MATERIAL:
## BEGIN
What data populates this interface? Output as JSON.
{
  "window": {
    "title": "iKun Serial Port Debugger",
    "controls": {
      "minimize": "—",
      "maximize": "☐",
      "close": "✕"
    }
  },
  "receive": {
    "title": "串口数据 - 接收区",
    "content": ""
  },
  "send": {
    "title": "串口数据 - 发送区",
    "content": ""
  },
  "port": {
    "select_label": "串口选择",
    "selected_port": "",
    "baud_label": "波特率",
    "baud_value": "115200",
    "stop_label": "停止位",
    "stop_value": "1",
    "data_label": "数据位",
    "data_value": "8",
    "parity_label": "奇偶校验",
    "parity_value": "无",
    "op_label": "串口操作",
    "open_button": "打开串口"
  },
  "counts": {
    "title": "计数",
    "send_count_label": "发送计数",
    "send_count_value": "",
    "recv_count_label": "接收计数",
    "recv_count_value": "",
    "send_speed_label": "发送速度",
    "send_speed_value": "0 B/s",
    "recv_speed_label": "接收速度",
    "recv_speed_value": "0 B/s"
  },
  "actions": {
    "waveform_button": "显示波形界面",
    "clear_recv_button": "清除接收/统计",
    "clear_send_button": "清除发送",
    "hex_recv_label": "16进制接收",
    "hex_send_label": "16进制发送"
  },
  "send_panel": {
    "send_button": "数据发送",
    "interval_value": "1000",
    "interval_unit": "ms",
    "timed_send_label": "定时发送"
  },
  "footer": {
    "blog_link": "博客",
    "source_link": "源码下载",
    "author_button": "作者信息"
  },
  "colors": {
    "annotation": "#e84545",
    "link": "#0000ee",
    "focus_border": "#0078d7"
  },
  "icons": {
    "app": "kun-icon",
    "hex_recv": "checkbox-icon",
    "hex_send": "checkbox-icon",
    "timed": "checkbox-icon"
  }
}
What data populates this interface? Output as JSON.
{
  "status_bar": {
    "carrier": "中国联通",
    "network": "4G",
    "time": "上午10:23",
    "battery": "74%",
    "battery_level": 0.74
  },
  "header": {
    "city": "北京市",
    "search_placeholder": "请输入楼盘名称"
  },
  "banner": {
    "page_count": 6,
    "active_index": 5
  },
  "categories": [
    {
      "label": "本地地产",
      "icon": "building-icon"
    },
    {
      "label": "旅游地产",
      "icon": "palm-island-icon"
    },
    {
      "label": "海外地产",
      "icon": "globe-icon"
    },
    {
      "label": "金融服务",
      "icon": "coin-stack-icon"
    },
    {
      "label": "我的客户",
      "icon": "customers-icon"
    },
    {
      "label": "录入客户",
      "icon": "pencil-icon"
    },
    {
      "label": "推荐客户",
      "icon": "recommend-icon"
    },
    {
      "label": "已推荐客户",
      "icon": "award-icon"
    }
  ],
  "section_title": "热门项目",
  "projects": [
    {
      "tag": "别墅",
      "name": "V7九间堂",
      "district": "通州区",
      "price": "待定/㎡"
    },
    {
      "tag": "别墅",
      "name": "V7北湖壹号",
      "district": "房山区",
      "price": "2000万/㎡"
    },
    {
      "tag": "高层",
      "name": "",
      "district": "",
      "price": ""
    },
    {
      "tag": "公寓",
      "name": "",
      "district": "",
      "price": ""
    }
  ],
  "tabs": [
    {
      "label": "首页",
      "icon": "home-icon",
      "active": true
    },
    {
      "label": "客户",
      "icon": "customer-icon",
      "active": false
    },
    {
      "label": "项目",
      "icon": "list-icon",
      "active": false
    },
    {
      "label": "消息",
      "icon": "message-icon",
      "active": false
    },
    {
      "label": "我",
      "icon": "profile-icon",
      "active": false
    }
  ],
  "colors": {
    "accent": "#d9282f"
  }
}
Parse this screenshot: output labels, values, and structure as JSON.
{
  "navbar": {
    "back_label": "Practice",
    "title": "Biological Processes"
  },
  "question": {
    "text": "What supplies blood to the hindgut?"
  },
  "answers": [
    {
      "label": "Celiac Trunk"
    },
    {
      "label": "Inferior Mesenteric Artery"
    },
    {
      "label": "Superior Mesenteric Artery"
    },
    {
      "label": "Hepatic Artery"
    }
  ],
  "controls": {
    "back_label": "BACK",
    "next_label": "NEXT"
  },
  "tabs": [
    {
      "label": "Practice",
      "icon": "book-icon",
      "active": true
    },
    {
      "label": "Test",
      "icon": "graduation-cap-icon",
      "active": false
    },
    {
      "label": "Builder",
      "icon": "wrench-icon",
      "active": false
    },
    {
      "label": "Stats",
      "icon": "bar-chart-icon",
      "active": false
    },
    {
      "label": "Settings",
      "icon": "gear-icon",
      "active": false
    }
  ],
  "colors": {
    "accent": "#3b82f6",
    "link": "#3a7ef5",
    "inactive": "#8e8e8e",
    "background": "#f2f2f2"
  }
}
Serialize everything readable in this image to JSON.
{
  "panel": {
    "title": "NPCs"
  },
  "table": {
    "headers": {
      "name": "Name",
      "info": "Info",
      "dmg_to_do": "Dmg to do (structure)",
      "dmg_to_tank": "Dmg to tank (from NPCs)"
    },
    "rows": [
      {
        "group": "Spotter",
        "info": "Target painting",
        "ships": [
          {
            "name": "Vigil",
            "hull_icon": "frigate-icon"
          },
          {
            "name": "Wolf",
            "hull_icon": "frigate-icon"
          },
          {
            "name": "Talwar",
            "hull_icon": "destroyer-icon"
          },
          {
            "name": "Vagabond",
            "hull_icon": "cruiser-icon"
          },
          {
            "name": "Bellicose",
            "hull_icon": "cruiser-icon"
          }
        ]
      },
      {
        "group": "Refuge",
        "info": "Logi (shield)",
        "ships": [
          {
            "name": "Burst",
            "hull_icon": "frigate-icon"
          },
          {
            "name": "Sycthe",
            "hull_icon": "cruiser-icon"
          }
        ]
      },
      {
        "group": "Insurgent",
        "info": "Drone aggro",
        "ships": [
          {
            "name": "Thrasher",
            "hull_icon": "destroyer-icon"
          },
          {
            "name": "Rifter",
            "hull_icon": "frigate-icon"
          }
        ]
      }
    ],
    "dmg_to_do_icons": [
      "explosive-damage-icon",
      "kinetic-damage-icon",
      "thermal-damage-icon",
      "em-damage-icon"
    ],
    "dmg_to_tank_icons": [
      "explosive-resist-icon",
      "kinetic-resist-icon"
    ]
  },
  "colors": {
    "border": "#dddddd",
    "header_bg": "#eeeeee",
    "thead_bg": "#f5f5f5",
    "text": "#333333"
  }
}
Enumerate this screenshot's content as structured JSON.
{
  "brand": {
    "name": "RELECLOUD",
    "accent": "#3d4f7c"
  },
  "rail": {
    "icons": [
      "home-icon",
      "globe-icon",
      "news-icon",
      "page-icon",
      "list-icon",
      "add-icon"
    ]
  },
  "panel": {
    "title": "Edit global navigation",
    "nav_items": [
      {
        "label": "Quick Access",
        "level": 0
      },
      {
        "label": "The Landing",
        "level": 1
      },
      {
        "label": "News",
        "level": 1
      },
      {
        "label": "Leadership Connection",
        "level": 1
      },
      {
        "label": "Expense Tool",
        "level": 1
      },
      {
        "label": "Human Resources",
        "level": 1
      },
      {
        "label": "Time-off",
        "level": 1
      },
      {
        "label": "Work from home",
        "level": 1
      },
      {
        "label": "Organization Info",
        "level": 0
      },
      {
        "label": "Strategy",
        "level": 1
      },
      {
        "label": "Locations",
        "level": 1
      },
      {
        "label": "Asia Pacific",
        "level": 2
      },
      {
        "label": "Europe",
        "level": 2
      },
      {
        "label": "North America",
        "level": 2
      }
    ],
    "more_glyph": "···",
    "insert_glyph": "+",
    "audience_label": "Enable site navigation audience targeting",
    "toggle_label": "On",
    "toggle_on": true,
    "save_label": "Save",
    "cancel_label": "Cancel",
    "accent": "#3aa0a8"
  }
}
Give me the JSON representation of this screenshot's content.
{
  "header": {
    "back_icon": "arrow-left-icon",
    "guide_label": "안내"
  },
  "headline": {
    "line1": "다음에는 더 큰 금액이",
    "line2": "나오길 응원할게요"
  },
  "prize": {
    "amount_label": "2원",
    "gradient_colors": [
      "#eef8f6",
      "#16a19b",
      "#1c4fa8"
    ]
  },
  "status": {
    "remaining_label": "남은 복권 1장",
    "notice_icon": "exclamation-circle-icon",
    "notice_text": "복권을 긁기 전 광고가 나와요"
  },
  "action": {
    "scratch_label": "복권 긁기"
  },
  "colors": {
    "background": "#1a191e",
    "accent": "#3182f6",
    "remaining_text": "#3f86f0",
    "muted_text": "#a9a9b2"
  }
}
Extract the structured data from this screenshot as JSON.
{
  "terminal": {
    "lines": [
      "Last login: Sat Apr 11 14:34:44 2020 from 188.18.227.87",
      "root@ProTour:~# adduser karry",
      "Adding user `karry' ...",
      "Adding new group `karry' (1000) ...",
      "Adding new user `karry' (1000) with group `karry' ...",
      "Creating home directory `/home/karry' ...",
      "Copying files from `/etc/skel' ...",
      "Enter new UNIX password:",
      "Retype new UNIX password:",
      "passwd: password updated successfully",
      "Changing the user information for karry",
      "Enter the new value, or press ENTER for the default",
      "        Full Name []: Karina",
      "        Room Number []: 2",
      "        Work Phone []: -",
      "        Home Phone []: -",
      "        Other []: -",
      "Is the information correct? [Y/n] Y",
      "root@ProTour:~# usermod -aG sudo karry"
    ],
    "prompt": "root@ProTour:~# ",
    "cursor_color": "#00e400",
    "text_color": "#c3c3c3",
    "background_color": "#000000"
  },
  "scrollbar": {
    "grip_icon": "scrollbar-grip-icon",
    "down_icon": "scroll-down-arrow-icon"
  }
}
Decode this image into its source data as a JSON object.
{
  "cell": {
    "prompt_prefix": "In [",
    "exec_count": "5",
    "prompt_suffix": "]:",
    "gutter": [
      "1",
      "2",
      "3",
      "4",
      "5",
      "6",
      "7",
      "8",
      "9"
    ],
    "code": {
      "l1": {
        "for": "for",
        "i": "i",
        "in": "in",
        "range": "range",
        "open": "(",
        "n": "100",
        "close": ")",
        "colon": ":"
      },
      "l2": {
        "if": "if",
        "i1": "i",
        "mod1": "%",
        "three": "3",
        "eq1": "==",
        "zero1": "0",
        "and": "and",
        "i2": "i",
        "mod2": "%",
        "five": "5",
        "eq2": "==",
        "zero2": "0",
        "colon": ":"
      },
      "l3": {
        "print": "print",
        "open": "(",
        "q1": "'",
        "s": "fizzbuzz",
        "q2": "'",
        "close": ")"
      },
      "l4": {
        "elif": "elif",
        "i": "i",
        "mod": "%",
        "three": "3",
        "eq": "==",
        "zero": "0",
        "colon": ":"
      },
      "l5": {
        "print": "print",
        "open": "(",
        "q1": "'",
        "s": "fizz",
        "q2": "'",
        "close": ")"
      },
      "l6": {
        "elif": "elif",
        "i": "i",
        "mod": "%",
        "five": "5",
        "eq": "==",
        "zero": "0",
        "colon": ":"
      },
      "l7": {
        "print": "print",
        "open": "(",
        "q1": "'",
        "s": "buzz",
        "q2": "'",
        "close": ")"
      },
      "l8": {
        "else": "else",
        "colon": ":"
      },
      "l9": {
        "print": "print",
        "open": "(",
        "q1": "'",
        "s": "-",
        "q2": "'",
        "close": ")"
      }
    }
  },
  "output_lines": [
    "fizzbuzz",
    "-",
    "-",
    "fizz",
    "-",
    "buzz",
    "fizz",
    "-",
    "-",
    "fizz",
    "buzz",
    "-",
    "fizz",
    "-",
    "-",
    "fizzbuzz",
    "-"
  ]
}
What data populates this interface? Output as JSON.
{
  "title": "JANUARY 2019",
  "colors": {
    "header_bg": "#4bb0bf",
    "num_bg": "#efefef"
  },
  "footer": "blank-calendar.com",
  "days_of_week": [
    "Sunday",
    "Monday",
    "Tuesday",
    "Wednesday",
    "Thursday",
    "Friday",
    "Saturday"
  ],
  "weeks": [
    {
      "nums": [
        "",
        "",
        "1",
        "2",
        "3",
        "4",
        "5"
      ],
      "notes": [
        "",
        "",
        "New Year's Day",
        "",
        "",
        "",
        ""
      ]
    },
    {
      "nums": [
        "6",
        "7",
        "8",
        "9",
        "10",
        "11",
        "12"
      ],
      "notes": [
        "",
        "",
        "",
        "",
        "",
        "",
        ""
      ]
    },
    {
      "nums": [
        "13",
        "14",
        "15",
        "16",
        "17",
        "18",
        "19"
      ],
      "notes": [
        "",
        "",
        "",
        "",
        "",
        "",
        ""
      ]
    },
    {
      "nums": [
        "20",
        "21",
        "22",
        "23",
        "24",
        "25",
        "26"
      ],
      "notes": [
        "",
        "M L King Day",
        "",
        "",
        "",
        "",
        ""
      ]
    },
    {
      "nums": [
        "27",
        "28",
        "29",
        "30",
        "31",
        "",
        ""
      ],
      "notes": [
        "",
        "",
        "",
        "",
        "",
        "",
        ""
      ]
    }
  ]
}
## END
EXERCISE INSTRUCTIONS: Look over the listing. Pull out every line with the string "arrow" in it.

ANSWER TO THE PROBLEM:
    "back_icon": "arrow-left-icon",
    "down_icon": "scroll-down-arrow-icon"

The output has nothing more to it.